Stored records |
--- begin ---

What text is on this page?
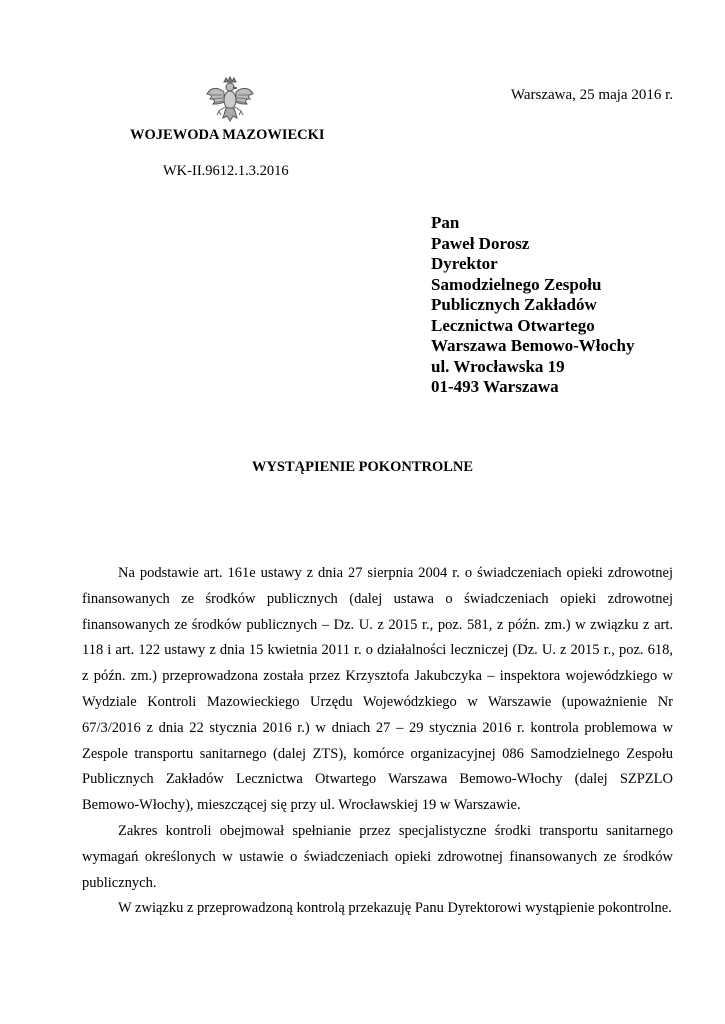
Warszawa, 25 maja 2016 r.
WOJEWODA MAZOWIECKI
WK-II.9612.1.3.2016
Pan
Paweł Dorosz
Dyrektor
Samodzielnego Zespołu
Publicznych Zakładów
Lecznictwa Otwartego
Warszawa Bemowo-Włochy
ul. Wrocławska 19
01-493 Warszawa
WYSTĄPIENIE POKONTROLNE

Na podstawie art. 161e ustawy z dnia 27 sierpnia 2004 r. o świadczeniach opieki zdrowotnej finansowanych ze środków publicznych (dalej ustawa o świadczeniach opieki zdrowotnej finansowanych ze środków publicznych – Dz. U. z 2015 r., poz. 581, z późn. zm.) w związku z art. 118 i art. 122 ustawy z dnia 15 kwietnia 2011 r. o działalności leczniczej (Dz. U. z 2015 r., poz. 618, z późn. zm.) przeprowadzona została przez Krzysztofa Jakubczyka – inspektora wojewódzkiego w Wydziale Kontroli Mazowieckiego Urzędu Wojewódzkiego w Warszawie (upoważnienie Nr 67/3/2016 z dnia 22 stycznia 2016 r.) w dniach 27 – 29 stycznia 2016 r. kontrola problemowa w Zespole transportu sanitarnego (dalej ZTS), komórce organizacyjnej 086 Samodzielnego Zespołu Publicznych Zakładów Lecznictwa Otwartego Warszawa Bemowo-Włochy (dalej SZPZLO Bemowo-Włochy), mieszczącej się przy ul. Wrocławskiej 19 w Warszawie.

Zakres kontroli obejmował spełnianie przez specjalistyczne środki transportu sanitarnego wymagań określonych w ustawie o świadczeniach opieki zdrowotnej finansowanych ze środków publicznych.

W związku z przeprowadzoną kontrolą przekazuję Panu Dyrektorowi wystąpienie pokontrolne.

--- end ---
--- begin ---

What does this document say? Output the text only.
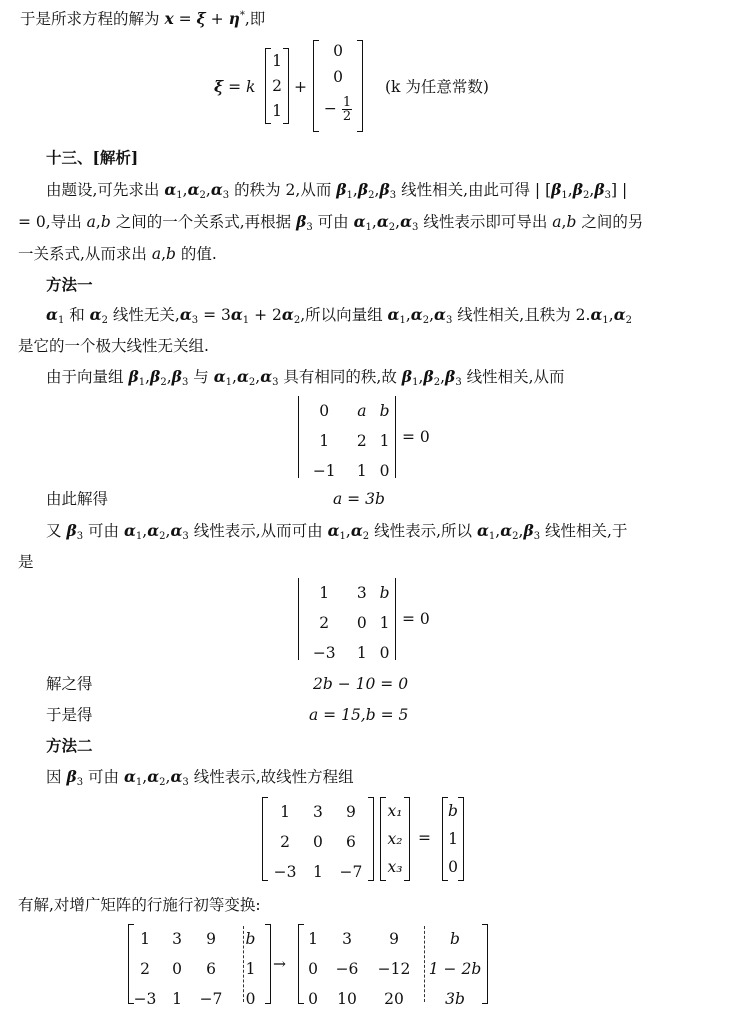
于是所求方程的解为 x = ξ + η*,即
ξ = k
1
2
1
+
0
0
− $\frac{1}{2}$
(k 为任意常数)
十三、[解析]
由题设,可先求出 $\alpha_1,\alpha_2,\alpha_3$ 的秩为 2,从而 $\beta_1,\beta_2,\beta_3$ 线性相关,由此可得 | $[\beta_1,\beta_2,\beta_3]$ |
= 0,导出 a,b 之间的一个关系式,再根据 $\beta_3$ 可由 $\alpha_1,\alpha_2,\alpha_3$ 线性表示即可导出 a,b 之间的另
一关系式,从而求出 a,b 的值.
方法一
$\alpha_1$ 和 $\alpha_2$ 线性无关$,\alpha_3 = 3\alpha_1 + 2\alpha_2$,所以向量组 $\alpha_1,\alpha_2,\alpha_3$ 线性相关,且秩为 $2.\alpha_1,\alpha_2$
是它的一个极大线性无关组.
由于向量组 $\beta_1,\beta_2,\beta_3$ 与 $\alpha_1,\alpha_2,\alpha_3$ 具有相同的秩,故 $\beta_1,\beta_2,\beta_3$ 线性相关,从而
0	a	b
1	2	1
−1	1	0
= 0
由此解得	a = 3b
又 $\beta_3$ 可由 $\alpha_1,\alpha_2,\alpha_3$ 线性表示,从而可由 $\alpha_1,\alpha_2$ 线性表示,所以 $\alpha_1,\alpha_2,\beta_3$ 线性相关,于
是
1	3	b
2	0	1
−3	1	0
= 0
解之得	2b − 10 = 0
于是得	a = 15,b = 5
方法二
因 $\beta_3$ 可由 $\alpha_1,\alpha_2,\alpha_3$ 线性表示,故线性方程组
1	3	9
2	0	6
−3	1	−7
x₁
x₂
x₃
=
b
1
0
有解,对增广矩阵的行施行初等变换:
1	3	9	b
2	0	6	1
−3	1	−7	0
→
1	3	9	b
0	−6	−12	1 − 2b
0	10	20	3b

--- end ---
--- begin ---

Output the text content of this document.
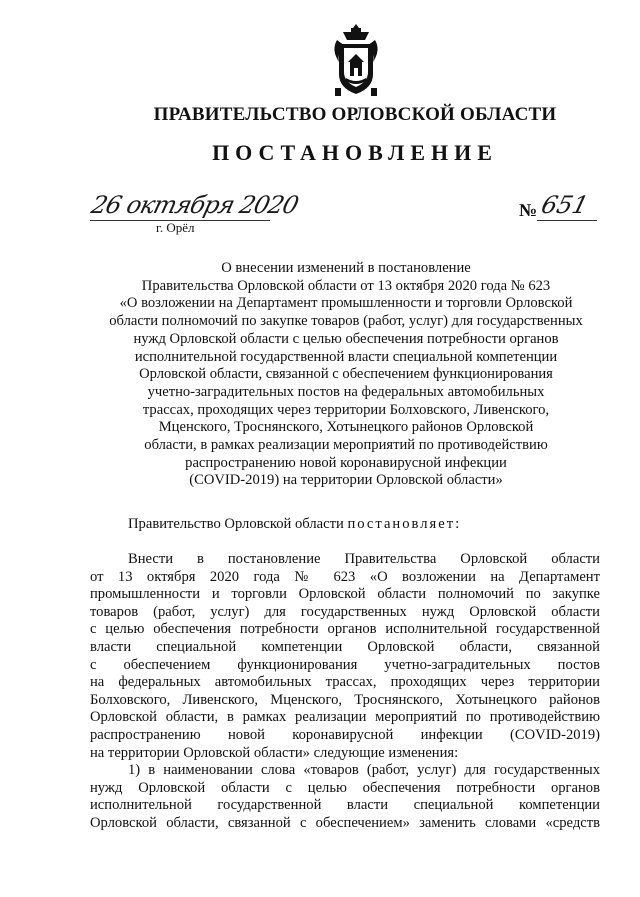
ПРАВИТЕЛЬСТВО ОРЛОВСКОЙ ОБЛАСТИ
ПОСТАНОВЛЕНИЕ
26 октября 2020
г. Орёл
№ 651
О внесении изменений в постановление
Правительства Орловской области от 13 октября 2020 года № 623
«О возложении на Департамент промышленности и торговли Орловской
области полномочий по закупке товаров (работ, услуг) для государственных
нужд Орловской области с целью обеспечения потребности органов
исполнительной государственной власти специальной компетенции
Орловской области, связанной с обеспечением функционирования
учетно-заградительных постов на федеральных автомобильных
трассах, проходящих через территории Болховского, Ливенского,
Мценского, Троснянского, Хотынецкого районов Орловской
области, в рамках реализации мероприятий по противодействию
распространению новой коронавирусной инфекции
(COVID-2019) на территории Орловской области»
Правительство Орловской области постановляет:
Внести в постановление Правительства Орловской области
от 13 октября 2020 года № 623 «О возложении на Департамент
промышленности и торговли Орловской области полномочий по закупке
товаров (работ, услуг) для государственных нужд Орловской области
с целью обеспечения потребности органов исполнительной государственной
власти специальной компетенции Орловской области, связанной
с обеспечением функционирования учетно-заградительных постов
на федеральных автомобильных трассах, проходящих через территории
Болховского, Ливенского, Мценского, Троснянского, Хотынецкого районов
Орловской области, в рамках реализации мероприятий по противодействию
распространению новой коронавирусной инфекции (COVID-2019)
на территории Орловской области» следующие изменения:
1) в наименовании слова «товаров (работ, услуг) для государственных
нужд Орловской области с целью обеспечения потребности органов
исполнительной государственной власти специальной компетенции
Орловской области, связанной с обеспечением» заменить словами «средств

--- end ---

Prompt |
Copy each line of the records containing the string "торговли".

Solution for this task |
«О возложении на Департамент промышленности и торговли Орловской
промышленности и торговли Орловской области полномочий по закупке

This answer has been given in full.